Return the listing below in full, with every line exactly as it is.

----- Given records -----

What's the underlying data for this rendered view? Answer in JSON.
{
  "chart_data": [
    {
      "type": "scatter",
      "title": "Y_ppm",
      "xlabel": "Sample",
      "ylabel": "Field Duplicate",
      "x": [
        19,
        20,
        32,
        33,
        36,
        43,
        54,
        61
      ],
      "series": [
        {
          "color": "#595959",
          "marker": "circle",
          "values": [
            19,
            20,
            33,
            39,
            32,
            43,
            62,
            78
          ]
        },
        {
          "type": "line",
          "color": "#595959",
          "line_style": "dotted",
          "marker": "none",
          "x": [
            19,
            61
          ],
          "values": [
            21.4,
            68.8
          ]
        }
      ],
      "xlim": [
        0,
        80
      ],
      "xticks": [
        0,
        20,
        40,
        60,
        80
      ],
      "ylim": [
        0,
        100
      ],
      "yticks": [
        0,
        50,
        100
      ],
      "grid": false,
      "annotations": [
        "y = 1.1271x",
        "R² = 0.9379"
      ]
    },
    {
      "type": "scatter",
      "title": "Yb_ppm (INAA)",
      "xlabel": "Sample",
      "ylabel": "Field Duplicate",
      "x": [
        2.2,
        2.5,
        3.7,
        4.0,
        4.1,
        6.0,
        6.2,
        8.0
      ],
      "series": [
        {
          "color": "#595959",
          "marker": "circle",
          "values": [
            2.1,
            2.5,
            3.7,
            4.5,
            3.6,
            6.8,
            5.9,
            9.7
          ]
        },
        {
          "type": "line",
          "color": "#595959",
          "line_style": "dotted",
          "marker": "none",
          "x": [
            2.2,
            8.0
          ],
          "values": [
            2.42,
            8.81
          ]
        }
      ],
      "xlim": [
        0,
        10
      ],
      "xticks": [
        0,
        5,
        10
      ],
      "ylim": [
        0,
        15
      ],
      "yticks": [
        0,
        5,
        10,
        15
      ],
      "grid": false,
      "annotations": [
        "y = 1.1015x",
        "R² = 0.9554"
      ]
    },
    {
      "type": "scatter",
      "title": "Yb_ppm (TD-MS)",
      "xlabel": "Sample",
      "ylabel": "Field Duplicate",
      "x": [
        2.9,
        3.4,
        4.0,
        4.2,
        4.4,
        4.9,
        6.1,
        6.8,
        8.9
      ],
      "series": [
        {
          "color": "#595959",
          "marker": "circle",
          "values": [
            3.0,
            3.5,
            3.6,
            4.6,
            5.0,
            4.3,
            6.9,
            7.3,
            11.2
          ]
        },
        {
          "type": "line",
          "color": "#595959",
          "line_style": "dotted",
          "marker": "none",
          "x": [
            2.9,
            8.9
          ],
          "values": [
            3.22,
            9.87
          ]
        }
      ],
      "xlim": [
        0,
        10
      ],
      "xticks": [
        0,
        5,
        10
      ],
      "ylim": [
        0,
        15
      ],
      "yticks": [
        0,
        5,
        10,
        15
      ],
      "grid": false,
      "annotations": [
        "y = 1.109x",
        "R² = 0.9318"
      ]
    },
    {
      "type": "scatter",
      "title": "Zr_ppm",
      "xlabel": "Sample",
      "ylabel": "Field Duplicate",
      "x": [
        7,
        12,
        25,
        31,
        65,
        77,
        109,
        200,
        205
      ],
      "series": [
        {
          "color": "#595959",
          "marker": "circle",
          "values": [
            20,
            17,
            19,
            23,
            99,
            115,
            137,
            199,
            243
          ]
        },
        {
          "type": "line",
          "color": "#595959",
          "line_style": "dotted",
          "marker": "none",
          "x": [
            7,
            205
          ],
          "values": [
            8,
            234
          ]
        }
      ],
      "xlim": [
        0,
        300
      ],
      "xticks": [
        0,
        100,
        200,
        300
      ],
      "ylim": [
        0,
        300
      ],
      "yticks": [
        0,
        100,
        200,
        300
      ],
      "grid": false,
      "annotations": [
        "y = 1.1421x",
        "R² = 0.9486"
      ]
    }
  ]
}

-----

The reply:
What's the underlying data for this rendered view? Answer in JSON.
{
  "chart_data": [
    {
      "type": "scatter",
      "title": "Y_ppm",
      "xlabel": "Sample",
      "ylabel": "Field Duplicate",
      "x": [
        19,
        20,
        32,
        33,
        36,
        43,
        54,
        61
      ],
      "series": [
        {
          "color": "#595959",
          "marker": "circle",
          "values": [
            19,
            20,
            33,
            39,
            32,
            43,
            62,
            78
          ]
        },
        {
          "type": "line",
          "color": "#595959",
          "line_style": "dotted",
          "marker": "none",
          "x": [
            19,
            61
          ],
          "values": [
            21.4,
            68.8
          ]
        }
      ],
      "xlim": [
        0,
        80
      ],
      "xticks": [
        0,
        20,
        40,
        60,
        80
      ],
      "ylim": [
        0,
        100
      ],
      "yticks": [
        0,
        50,
        100
      ],
      "grid": false,
      "annotations": [
        "y = 1.1271x",
        "R² = 0.9379"
      ]
    },
    {
      "type": "scatter",
      "title": "Yb_ppm (INAA)",
      "xlabel": "Sample",
      "ylabel": "Field Duplicate",
      "x": [
        2.2,
        2.5,
        3.7,
        4.0,
        4.1,
        6.0,
        6.2,
        8.0
      ],
      "series": [
        {
          "color": "#595959",
          "marker": "circle",
          "values": [
            2.1,
            2.5,
            3.7,
            4.5,
            3.6,
            6.8,
            5.9,
            9.7
          ]
        },
        {
          "type": "line",
          "color": "#595959",
          "line_style": "dotted",
          "marker": "none",
          "x": [
            2.2,
            8.0
          ],
          "values": [
            2.42,
            8.81
          ]
        }
      ],
      "xlim": [
        0,
        10
      ],
      "xticks": [
        0,
        5,
        10
      ],
      "ylim": [
        0,
        15
      ],
      "yticks": [
        0,
        5,
        10,
        15
      ],
      "grid": false,
      "annotations": [
        "y = 1.1015x",
        "R² = 0.9554"
      ]
    },
    {
      "type": "scatter",
      "title": "Yb_ppm (TD-MS)",
      "xlabel": "Sample",
      "ylabel": "Field Duplicate",
      "x": [
        2.9,
        3.4,
        4.0,
        4.2,
        4.4,
        4.9,
        6.1,
        6.8,
        8.9
      ],
      "series": [
        {
          "color": "#595959",
          "marker": "circle",
          "values": [
            3.0,
            3.5,
            3.6,
            4.6,
            5.0,
            4.3,
            6.9,
            7.3,
            11.2
          ]
        },
        {
          "type": "line",
          "color": "#595959",
          "line_style": "dotted",
          "marker": "none",
          "x": [
            2.9,
            8.9
          ],
          "values": [
            3.22,
            9.87
          ]
        }
      ],
      "xlim": [
        0,
        10
      ],
      "xticks": [
        0,
        5,
        10
      ],
      "ylim": [
        0,
        15
      ],
      "yticks": [
        0,
        5,
        10,
        15
      ],
      "grid": false,
      "annotations": [
        "y = 1.109x",
        "R² = 0.9318"
      ]
    },
    {
      "type": "scatter",
      "title": "Zr_ppm",
      "xlabel": "Sample",
      "ylabel": "Field Duplicate",
      "x": [
        7,
        12,
        25,
        31,
        65,
        77,
        109,
        200,
        205
      ],
      "series": [
        {
          "color": "#595959",
          "marker": "circle",
          "values": [
            20,
            17,
            19,
            23,
            99,
            115,
            137,
            199,
            243
          ]
        },
        {
          "type": "line",
          "color": "#595959",
          "line_style": "dotted",
          "marker": "none",
          "x": [
            7,
            205
          ],
          "values": [
            8,
            234
          ]
        }
      ],
      "xlim": [
        0,
        300
      ],
      "xticks": [
        0,
        100,
        200,
        300
      ],
      "ylim": [
        0,
        300
      ],
      "yticks": [
        0,
        100,
        200,
        300
      ],
      "grid": false,
      "annotations": [
        "y = 1.1421x",
        "R² = 0.9486"
      ]
    }
  ]
}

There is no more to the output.